* What is required
Locate the word "blood" in the material, then show every line that holds it.

[Saved entries]

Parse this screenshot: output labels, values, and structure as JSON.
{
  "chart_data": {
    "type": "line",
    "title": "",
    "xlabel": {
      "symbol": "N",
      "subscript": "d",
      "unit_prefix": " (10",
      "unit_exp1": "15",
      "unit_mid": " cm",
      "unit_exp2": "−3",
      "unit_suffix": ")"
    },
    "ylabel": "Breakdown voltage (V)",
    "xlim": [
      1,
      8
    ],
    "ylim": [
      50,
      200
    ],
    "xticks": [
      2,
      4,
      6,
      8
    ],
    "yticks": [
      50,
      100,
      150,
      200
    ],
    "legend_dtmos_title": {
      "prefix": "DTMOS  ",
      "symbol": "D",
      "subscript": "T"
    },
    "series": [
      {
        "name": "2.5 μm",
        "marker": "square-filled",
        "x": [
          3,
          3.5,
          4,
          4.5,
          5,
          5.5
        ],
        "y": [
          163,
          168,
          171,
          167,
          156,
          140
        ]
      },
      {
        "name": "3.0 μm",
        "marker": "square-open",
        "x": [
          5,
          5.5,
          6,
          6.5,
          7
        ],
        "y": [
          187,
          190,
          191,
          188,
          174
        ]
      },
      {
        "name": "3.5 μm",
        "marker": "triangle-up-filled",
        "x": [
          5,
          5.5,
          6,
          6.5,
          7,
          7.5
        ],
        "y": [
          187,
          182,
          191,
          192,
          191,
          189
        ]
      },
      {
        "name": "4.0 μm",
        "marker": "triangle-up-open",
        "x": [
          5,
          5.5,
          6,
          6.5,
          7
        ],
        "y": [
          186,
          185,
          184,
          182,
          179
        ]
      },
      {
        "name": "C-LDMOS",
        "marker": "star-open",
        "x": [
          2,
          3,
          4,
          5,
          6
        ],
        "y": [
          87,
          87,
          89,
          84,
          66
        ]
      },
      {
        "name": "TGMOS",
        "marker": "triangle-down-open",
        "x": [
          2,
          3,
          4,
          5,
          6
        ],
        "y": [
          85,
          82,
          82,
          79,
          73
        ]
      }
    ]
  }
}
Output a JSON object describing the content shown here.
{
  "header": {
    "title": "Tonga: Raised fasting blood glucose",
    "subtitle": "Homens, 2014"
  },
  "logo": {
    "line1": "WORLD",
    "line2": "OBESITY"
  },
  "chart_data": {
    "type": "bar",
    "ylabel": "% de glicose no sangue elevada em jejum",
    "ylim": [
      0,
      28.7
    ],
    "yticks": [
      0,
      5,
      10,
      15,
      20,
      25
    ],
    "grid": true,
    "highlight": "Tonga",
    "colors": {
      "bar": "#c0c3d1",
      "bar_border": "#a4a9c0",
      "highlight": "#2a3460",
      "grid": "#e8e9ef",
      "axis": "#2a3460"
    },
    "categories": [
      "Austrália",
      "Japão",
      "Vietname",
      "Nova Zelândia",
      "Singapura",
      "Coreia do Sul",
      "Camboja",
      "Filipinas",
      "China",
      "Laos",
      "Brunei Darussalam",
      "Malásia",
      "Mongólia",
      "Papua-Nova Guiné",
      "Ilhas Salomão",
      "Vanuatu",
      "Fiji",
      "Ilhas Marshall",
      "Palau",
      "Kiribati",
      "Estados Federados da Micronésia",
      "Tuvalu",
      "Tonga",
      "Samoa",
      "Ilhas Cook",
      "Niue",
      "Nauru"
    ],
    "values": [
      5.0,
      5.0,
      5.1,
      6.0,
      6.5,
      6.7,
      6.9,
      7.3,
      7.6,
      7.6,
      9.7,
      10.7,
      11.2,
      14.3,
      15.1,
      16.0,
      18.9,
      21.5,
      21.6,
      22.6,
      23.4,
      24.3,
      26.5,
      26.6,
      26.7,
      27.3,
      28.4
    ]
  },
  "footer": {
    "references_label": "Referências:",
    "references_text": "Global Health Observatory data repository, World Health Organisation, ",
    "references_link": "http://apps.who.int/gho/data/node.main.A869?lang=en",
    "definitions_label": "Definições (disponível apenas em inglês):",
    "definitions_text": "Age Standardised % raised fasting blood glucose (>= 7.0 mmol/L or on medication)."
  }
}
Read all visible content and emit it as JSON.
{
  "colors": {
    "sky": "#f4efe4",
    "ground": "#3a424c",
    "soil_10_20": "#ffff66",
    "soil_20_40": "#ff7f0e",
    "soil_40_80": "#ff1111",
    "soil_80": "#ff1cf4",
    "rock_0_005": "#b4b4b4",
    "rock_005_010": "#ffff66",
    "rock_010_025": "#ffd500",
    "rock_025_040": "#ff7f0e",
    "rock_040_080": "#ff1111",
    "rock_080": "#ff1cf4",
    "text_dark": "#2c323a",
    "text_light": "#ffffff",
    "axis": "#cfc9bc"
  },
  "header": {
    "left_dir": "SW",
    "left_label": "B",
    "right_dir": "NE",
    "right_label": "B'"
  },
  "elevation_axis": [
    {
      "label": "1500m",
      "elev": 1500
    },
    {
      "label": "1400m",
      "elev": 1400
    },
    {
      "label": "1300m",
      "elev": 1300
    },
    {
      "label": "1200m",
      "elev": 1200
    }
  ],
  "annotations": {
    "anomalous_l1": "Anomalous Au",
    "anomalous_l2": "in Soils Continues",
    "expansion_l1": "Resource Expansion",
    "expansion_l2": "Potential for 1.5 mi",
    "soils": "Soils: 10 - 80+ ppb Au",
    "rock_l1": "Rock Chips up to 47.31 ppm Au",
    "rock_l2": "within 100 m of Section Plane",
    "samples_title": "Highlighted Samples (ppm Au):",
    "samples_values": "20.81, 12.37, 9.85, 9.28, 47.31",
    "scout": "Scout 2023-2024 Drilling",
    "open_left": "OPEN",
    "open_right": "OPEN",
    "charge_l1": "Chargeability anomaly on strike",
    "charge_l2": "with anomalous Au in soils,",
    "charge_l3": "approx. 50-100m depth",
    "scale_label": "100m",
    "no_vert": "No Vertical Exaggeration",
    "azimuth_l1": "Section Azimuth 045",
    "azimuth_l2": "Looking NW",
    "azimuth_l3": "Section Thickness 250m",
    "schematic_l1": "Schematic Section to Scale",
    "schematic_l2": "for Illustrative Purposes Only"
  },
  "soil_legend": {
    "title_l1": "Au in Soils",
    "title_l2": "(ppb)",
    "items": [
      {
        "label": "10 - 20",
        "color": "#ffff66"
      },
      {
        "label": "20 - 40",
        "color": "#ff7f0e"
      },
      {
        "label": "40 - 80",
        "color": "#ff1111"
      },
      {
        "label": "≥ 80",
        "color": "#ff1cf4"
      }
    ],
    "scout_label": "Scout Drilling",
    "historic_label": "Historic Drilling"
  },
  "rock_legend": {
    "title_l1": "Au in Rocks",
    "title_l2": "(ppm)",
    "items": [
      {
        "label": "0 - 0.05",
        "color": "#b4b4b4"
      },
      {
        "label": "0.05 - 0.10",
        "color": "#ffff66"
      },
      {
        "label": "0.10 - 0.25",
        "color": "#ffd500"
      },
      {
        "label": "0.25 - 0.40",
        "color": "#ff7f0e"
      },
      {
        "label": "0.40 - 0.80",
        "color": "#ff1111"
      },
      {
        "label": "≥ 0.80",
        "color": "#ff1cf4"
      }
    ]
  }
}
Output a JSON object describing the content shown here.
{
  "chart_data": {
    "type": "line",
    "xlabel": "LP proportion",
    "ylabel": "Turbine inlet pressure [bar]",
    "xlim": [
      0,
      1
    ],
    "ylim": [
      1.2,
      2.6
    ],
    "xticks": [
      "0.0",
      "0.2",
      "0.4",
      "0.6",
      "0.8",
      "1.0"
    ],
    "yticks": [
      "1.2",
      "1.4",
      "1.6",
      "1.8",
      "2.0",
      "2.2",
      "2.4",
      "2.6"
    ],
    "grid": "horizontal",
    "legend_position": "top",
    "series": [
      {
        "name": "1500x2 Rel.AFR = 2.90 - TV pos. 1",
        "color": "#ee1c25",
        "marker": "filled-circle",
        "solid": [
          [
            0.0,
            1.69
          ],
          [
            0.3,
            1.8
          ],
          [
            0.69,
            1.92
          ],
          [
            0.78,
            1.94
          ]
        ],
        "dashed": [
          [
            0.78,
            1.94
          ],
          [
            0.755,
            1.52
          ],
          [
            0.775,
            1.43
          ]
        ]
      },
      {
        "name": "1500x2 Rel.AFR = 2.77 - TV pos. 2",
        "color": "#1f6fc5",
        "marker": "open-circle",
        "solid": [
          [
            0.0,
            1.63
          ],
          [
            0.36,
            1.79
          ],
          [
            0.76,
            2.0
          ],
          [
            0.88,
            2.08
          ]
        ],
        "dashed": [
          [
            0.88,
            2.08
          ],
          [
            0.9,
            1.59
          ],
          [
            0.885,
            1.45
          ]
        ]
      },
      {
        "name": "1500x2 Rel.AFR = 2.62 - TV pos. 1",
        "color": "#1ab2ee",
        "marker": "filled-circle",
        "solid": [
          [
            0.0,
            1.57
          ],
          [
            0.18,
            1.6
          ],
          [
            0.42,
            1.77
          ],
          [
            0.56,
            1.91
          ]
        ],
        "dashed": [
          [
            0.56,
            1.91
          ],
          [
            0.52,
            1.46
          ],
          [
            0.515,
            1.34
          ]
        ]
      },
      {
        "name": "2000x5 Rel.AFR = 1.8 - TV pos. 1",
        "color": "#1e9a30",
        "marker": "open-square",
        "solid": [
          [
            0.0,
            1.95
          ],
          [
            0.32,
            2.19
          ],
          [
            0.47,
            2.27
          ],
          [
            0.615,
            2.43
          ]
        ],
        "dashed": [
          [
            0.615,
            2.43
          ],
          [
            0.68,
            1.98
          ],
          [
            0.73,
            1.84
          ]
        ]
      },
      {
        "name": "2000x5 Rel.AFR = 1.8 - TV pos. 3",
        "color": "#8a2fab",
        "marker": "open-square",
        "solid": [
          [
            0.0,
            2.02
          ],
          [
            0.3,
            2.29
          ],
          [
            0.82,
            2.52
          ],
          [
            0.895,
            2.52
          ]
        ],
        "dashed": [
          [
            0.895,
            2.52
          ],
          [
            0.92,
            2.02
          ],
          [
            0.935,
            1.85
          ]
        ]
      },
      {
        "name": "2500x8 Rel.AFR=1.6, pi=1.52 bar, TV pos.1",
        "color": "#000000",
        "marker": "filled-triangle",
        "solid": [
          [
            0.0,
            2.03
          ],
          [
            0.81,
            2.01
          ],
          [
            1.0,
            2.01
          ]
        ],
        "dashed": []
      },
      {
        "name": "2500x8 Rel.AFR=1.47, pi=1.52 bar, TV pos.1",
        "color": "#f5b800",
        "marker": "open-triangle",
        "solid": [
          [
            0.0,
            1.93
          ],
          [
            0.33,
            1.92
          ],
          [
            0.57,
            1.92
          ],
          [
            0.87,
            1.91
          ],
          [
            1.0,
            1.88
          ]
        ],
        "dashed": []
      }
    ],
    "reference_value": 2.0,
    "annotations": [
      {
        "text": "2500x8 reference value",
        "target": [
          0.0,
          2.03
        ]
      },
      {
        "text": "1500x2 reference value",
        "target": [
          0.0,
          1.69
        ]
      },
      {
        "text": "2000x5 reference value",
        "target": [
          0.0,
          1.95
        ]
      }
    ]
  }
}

* Reply
    "title": "Tonga: Raised fasting blood glucose",
    "definitions_text": "Age Standardised % raised fasting blood glucose (>= 7.0 mmol/L or on medication)."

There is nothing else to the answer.